What needs to be done
Note each line that includes the word "pour". Copy those lines.

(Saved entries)
◇ ◇ ◇ ◇ ◇

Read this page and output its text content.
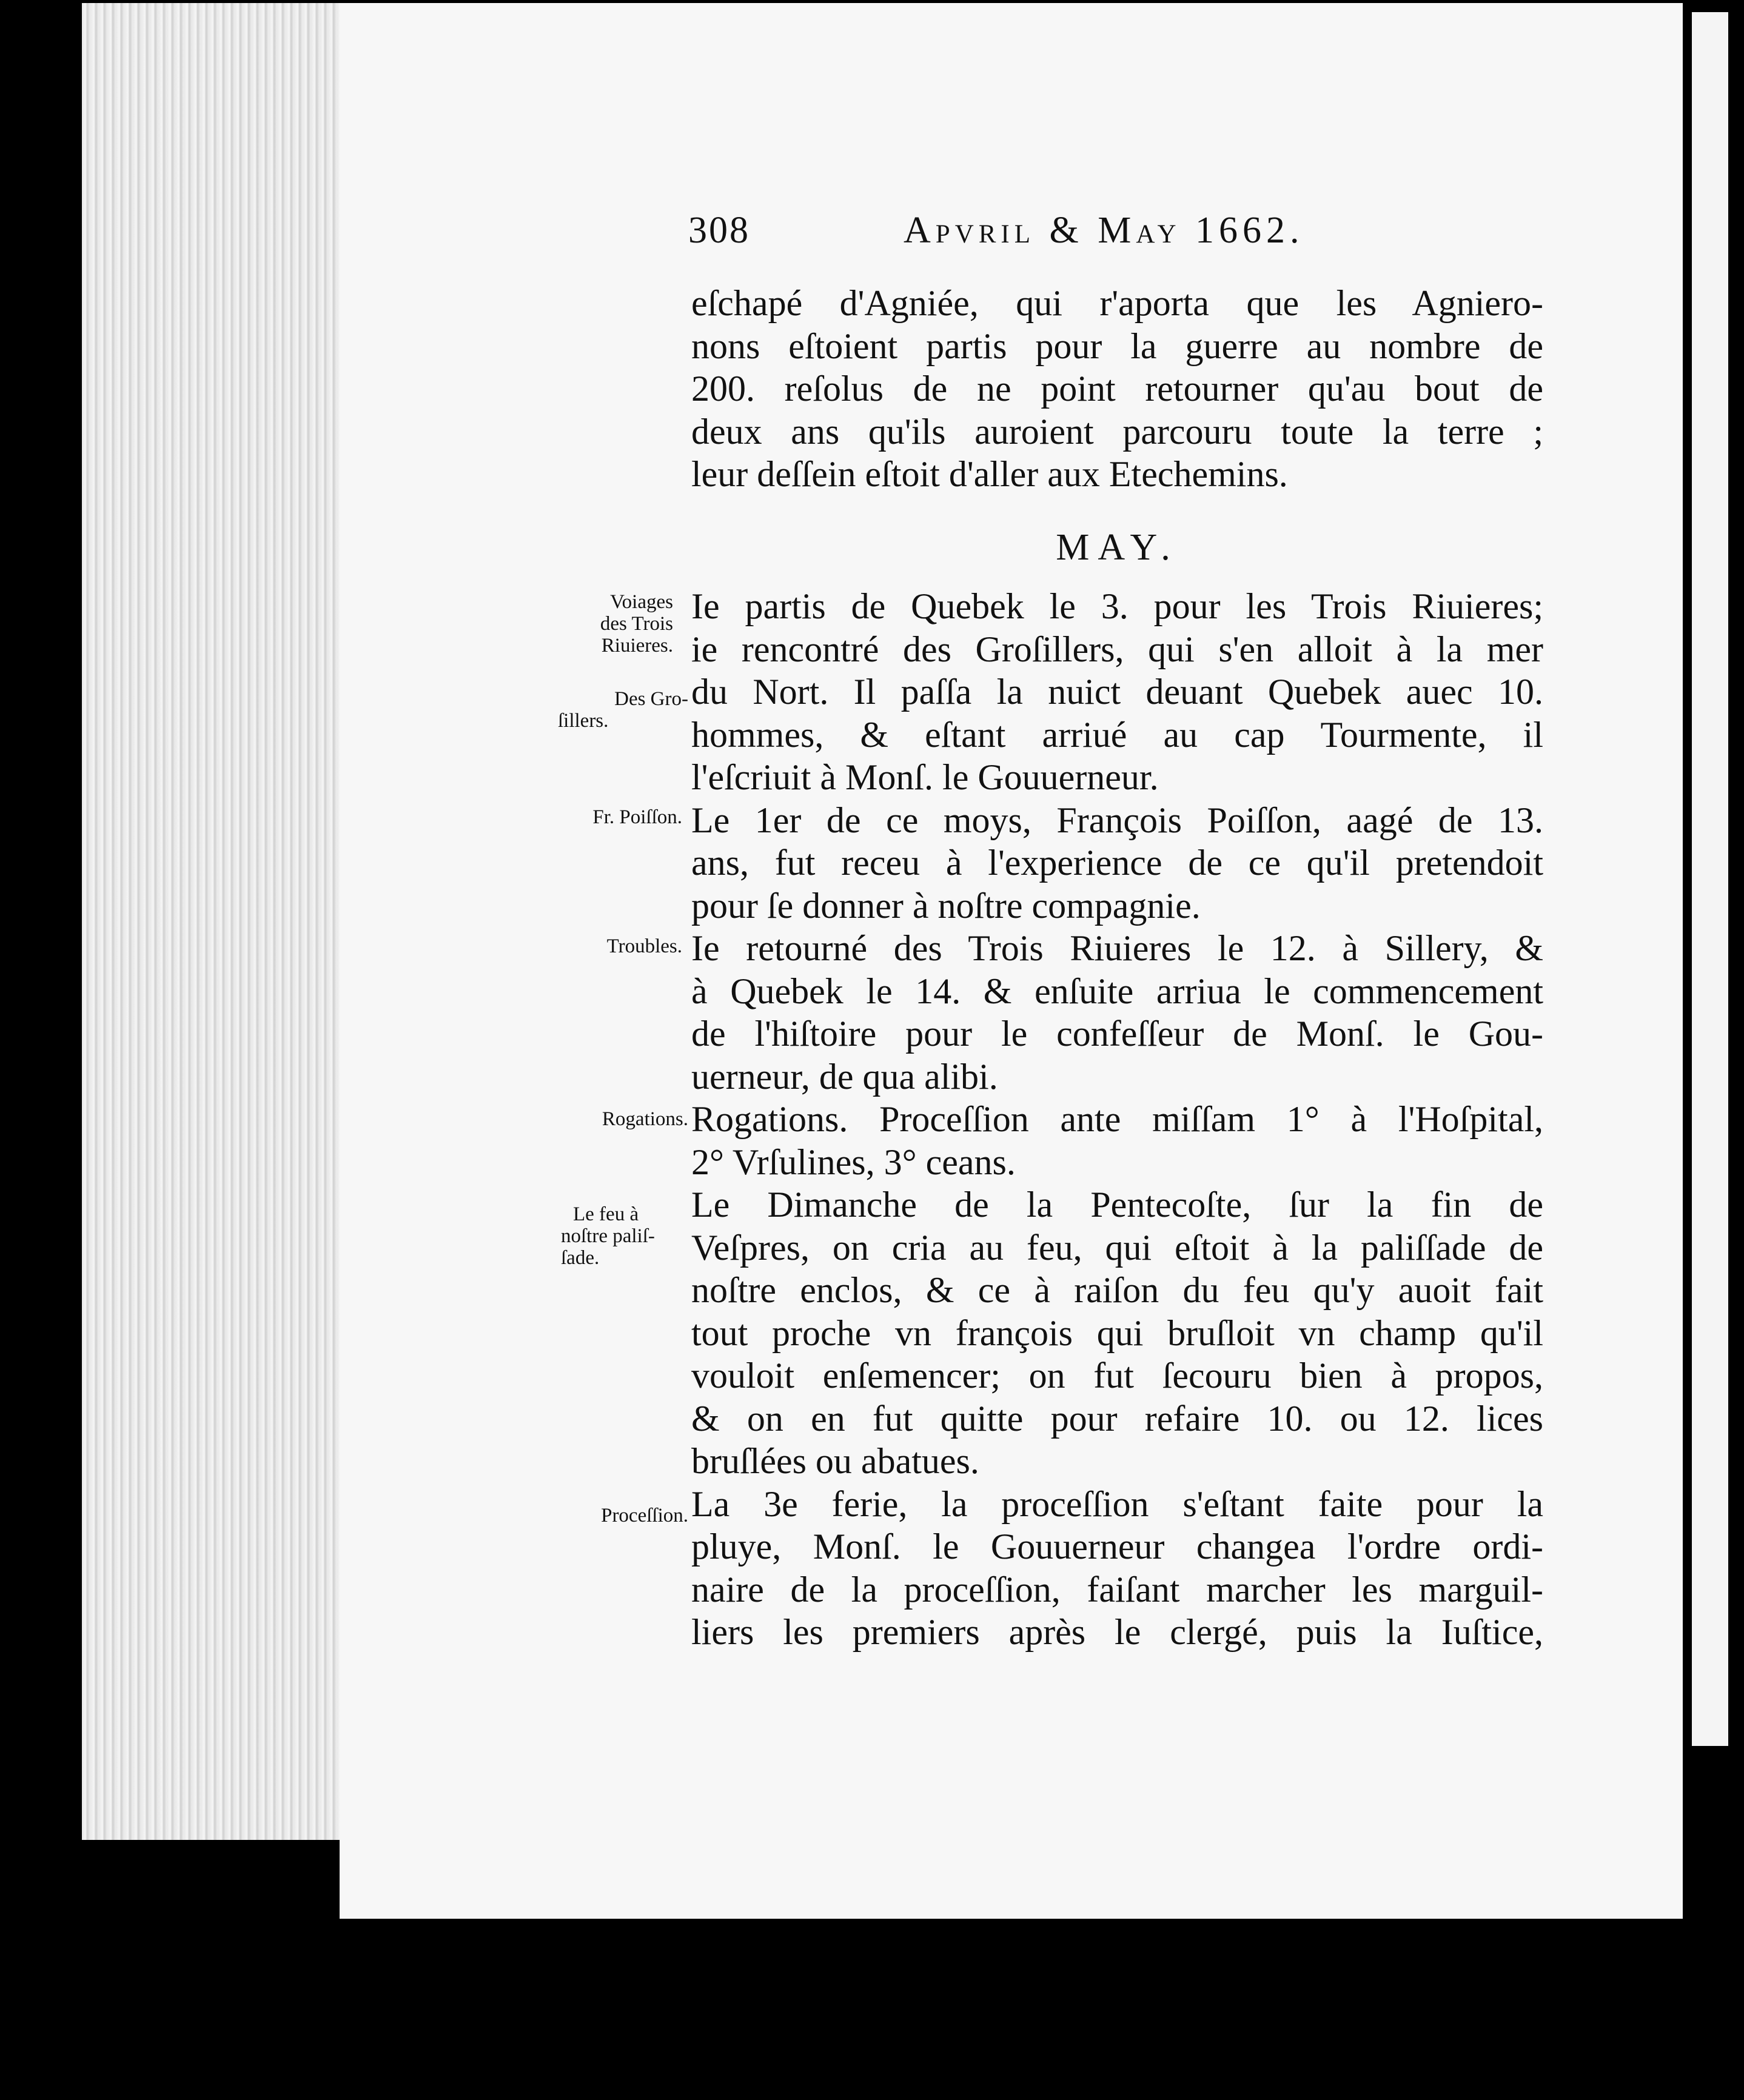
308	Apvril & May 1662.
eſchapé d'Agniée, qui r'aporta que les Agniero-
nons eſtoient partis pour la guerre au nombre de
200. reſolus de ne point retourner qu'au bout de
deux ans qu'ils auroient parcouru toute la terre ;
leur deſſein eſtoit d'aller aux Etechemins.
MAY.
Ie partis de Quebek le 3. pour les Trois Riuieres;
ie rencontré des Groſillers, qui s'en alloit à la mer
du Nort. Il paſſa la nuict deuant Quebek auec 10.
hommes, & eſtant arriué au cap Tourmente, il
l'eſcriuit à Monſ. le Gouuerneur.
Le 1er de ce moys, François Poiſſon, aagé de 13.
ans, fut receu à l'experience de ce qu'il pretendoit
pour ſe donner à noſtre compagnie.
Ie retourné des Trois Riuieres le 12. à Sillery, &
à Quebek le 14. & enſuite arriua le commencement
de l'hiſtoire pour le confeſſeur de Monſ. le Gou-
uerneur, de qua alibi.
Rogations. Proceſſion ante miſſam 1° à l'Hoſpital,
2° Vrſulines, 3° ceans.
Le Dimanche de la Pentecoſte, ſur la fin de
Veſpres, on cria au feu, qui eſtoit à la paliſſade de
noſtre enclos, & ce à raiſon du feu qu'y auoit fait
tout proche vn françois qui bruſloit vn champ qu'il
vouloit enſemencer; on fut ſecouru bien à propos,
& on en fut quitte pour refaire 10. ou 12. lices
bruſlées ou abatues.
La 3e ferie, la proceſſion s'eſtant faite pour la
pluye, Monſ. le Gouuerneur changea l'ordre ordi-
naire de la proceſſion, faiſant marcher les marguil-
liers les premiers après le clergé, puis la Iuſtice,
Voiages
des Trois
Riuieres.
Des Gro-
ſillers.
Fr. Poiſſon.
Troubles.
Rogations.
Le feu à
noſtre paliſ-
ſade.
Proceſſion.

◇ ◇ ◇ ◇ ◇

Response below
nons eſtoient partis pour la guerre au nombre de
Ie partis de Quebek le 3. pour les Trois Riuieres;
pour ſe donner à noſtre compagnie.
de l'hiſtoire pour le confeſſeur de Monſ. le Gou-
& on en fut quitte pour refaire 10. ou 12. lices
La 3e ferie, la proceſſion s'eſtant faite pour la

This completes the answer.